PROVIDED RECORDS
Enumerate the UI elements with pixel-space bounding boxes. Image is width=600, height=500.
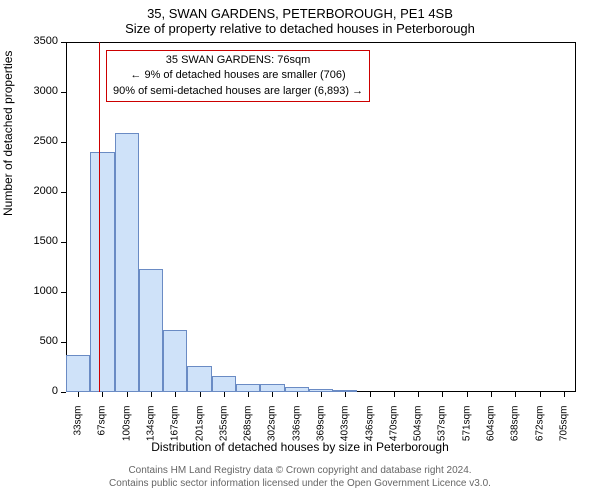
y-tick-mark bbox=[61, 92, 66, 93]
x-tick-mark bbox=[175, 392, 176, 397]
annotation-line2: ← 9% of detached houses are smaller (706… bbox=[113, 68, 363, 83]
x-tick-label: 33sqm bbox=[73, 406, 84, 456]
y-tick-label: 2000 bbox=[26, 185, 58, 197]
histogram-bar bbox=[187, 366, 211, 392]
x-tick-mark bbox=[272, 392, 273, 397]
histogram-bar bbox=[90, 152, 114, 392]
x-tick-label: 470sqm bbox=[388, 406, 399, 456]
histogram-bar bbox=[260, 384, 284, 392]
y-tick-label: 1500 bbox=[26, 235, 58, 247]
x-tick-label: 268sqm bbox=[243, 406, 254, 456]
y-tick-mark bbox=[61, 292, 66, 293]
x-tick-mark bbox=[467, 392, 468, 397]
x-tick-mark bbox=[102, 392, 103, 397]
x-tick-label: 100sqm bbox=[121, 406, 132, 456]
x-tick-label: 67sqm bbox=[97, 406, 108, 456]
x-tick-mark bbox=[491, 392, 492, 397]
x-tick-mark bbox=[78, 392, 79, 397]
x-tick-label: 302sqm bbox=[267, 406, 278, 456]
x-tick-label: 235sqm bbox=[218, 406, 229, 456]
x-tick-label: 369sqm bbox=[316, 406, 327, 456]
y-tick-label: 0 bbox=[26, 385, 58, 397]
x-tick-mark bbox=[418, 392, 419, 397]
histogram-bar bbox=[66, 355, 90, 392]
x-tick-label: 167sqm bbox=[170, 406, 181, 456]
y-tick-mark bbox=[61, 392, 66, 393]
y-tick-mark bbox=[61, 342, 66, 343]
x-tick-mark bbox=[564, 392, 565, 397]
annotation-line3: 90% of semi-detached houses are larger (… bbox=[113, 84, 363, 99]
x-tick-mark bbox=[515, 392, 516, 397]
histogram-bar bbox=[115, 133, 139, 392]
x-tick-label: 604sqm bbox=[486, 406, 497, 456]
x-tick-mark bbox=[200, 392, 201, 397]
histogram-bar bbox=[212, 376, 236, 392]
x-tick-label: 436sqm bbox=[364, 406, 375, 456]
x-tick-mark bbox=[394, 392, 395, 397]
x-tick-label: 537sqm bbox=[437, 406, 448, 456]
x-tick-mark bbox=[321, 392, 322, 397]
x-tick-mark bbox=[224, 392, 225, 397]
annotation-box: 35 SWAN GARDENS: 76sqm← 9% of detached h… bbox=[106, 50, 370, 102]
reference-marker-line bbox=[99, 42, 100, 392]
y-tick-label: 3500 bbox=[26, 35, 58, 47]
y-tick-label: 2500 bbox=[26, 135, 58, 147]
chart-title-line2: Size of property relative to detached ho… bbox=[0, 21, 600, 40]
chart-footer: Contains HM Land Registry data © Crown c… bbox=[0, 464, 600, 490]
x-tick-label: 201sqm bbox=[194, 406, 205, 456]
y-tick-mark bbox=[61, 42, 66, 43]
x-tick-mark bbox=[345, 392, 346, 397]
chart-title-line1: 35, SWAN GARDENS, PETERBOROUGH, PE1 4SB bbox=[0, 0, 600, 21]
x-tick-label: 403sqm bbox=[340, 406, 351, 456]
x-tick-mark bbox=[540, 392, 541, 397]
x-tick-mark bbox=[442, 392, 443, 397]
y-tick-label: 500 bbox=[26, 335, 58, 347]
x-tick-label: 705sqm bbox=[558, 406, 569, 456]
x-tick-label: 672sqm bbox=[534, 406, 545, 456]
x-tick-label: 504sqm bbox=[413, 406, 424, 456]
y-tick-mark bbox=[61, 192, 66, 193]
x-tick-label: 638sqm bbox=[510, 406, 521, 456]
x-tick-label: 336sqm bbox=[291, 406, 302, 456]
y-tick-mark bbox=[61, 142, 66, 143]
x-tick-mark bbox=[297, 392, 298, 397]
x-tick-label: 571sqm bbox=[461, 406, 472, 456]
histogram-bar bbox=[163, 330, 187, 392]
x-tick-mark bbox=[370, 392, 371, 397]
y-tick-label: 3000 bbox=[26, 85, 58, 97]
annotation-line1: 35 SWAN GARDENS: 76sqm bbox=[113, 53, 363, 68]
y-tick-mark bbox=[61, 242, 66, 243]
x-tick-label: 134sqm bbox=[146, 406, 157, 456]
x-tick-mark bbox=[151, 392, 152, 397]
histogram-bar bbox=[139, 269, 163, 392]
footer-line1: Contains HM Land Registry data © Crown c… bbox=[0, 464, 600, 477]
footer-line2: Contains public sector information licen… bbox=[0, 477, 600, 490]
x-tick-mark bbox=[248, 392, 249, 397]
histogram-bar bbox=[236, 384, 260, 393]
y-tick-label: 1000 bbox=[26, 285, 58, 297]
x-tick-mark bbox=[127, 392, 128, 397]
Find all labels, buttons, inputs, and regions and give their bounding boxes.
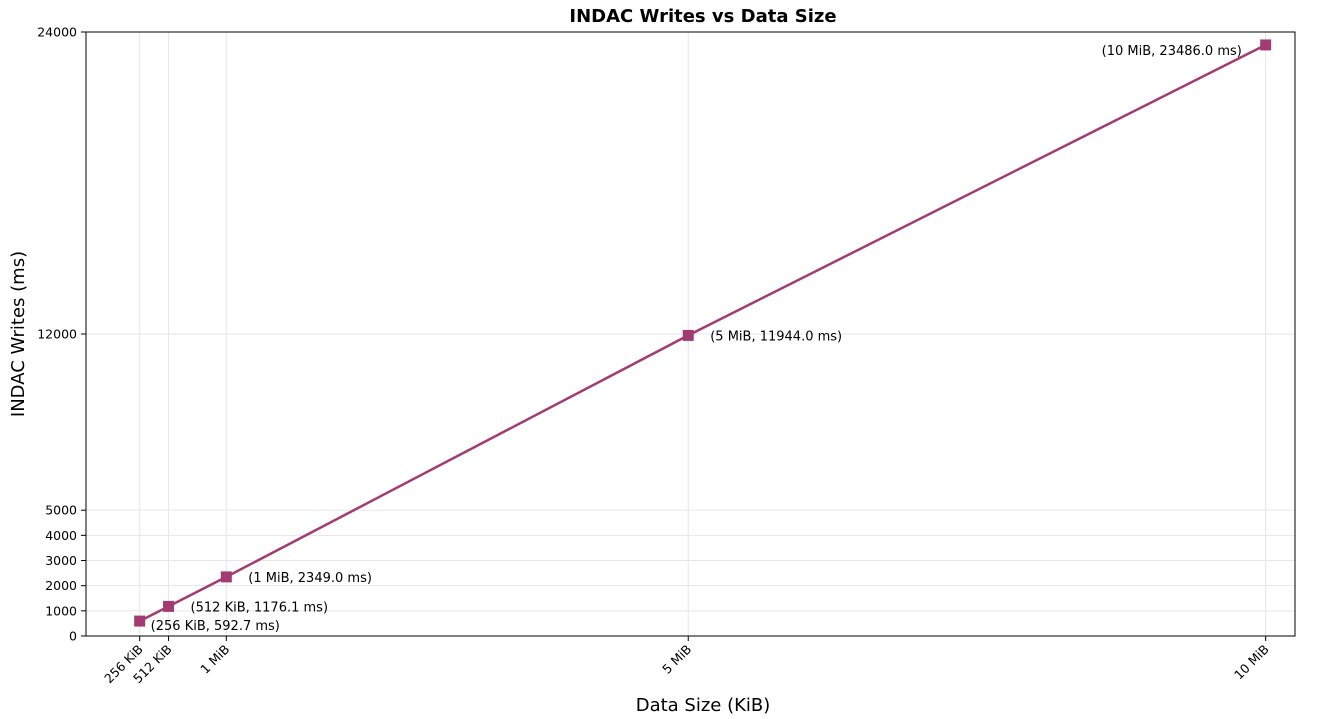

GOAL OF THE EXERCISE
Please copy out every line of the listing above word for word, leaving out the pictures.

FINAL RESULT
Enumerate the UI elements with pixel-space bounding boxes. Image is width=600, height=500.
y-tick-mark bbox=[61, 92, 66, 93]
x-tick-mark bbox=[175, 392, 176, 397]
annotation-line2: ← 9% of detached houses are smaller (706… bbox=[113, 68, 363, 83]
x-tick-label: 33sqm bbox=[73, 406, 84, 456]
y-tick-label: 2000 bbox=[26, 185, 58, 197]
histogram-bar bbox=[187, 366, 211, 392]
x-tick-mark bbox=[272, 392, 273, 397]
histogram-bar bbox=[90, 152, 114, 392]
x-tick-label: 470sqm bbox=[388, 406, 399, 456]
histogram-bar bbox=[260, 384, 284, 392]
y-tick-label: 1500 bbox=[26, 235, 58, 247]
x-tick-label: 268sqm bbox=[243, 406, 254, 456]
y-tick-mark bbox=[61, 292, 66, 293]
x-tick-mark bbox=[467, 392, 468, 397]
x-tick-mark bbox=[102, 392, 103, 397]
x-tick-label: 100sqm bbox=[121, 406, 132, 456]
x-tick-label: 67sqm bbox=[97, 406, 108, 456]
x-tick-mark bbox=[491, 392, 492, 397]
x-tick-mark bbox=[78, 392, 79, 397]
x-tick-label: 302sqm bbox=[267, 406, 278, 456]
x-tick-label: 235sqm bbox=[218, 406, 229, 456]
x-tick-label: 369sqm bbox=[316, 406, 327, 456]
y-tick-label: 0 bbox=[26, 385, 58, 397]
x-tick-mark bbox=[418, 392, 419, 397]
histogram-bar bbox=[66, 355, 90, 392]
x-tick-label: 167sqm bbox=[170, 406, 181, 456]
y-tick-mark bbox=[61, 392, 66, 393]
y-tick-mark bbox=[61, 342, 66, 343]
x-tick-mark bbox=[564, 392, 565, 397]
annotation-line3: 90% of semi-detached houses are larger (… bbox=[113, 84, 363, 99]
x-tick-mark bbox=[515, 392, 516, 397]
histogram-bar bbox=[115, 133, 139, 392]
x-tick-label: 604sqm bbox=[486, 406, 497, 456]
x-tick-mark bbox=[200, 392, 201, 397]
histogram-bar bbox=[212, 376, 236, 392]
x-tick-label: 436sqm bbox=[364, 406, 375, 456]
x-tick-mark bbox=[394, 392, 395, 397]
x-tick-label: 537sqm bbox=[437, 406, 448, 456]
x-tick-mark bbox=[321, 392, 322, 397]
x-tick-mark bbox=[224, 392, 225, 397]
annotation-box: 35 SWAN GARDENS: 76sqm← 9% of detached h… bbox=[106, 50, 370, 102]
reference-marker-line bbox=[99, 42, 100, 392]
y-tick-label: 3500 bbox=[26, 35, 58, 47]
y-tick-label: 2500 bbox=[26, 135, 58, 147]
chart-title-line2: Size of property relative to detached ho… bbox=[0, 21, 600, 40]
chart-footer: Contains HM Land Registry data © Crown c… bbox=[0, 464, 600, 490]
x-tick-label: 201sqm bbox=[194, 406, 205, 456]
y-tick-mark bbox=[61, 42, 66, 43]
x-tick-mark bbox=[345, 392, 346, 397]
chart-title-line1: 35, SWAN GARDENS, PETERBOROUGH, PE1 4SB bbox=[0, 0, 600, 21]
x-tick-label: 403sqm bbox=[340, 406, 351, 456]
x-tick-mark bbox=[540, 392, 541, 397]
x-tick-mark bbox=[442, 392, 443, 397]
y-tick-label: 500 bbox=[26, 335, 58, 347]
x-tick-label: 705sqm bbox=[558, 406, 569, 456]
x-tick-label: 672sqm bbox=[534, 406, 545, 456]
x-tick-label: 504sqm bbox=[413, 406, 424, 456]
y-tick-mark bbox=[61, 192, 66, 193]
x-tick-label: 638sqm bbox=[510, 406, 521, 456]
x-tick-label: 336sqm bbox=[291, 406, 302, 456]
y-tick-mark bbox=[61, 142, 66, 143]
x-tick-mark bbox=[297, 392, 298, 397]
x-tick-label: 571sqm bbox=[461, 406, 472, 456]
histogram-bar bbox=[163, 330, 187, 392]
x-tick-mark bbox=[370, 392, 371, 397]
y-tick-label: 3000 bbox=[26, 85, 58, 97]
annotation-line1: 35 SWAN GARDENS: 76sqm bbox=[113, 53, 363, 68]
y-tick-mark bbox=[61, 242, 66, 243]
x-tick-label: 134sqm bbox=[146, 406, 157, 456]
x-tick-mark bbox=[151, 392, 152, 397]
histogram-bar bbox=[139, 269, 163, 392]
footer-line1: Contains HM Land Registry data © Crown c… bbox=[0, 464, 600, 477]
footer-line2: Contains public sector information licen… bbox=[0, 477, 600, 490]
x-tick-mark bbox=[248, 392, 249, 397]
histogram-bar bbox=[236, 384, 260, 393]
y-tick-label: 1000 bbox=[26, 285, 58, 297]
x-tick-mark bbox=[127, 392, 128, 397]
Find all labels, buttons, inputs, and regions and give their bounding boxes.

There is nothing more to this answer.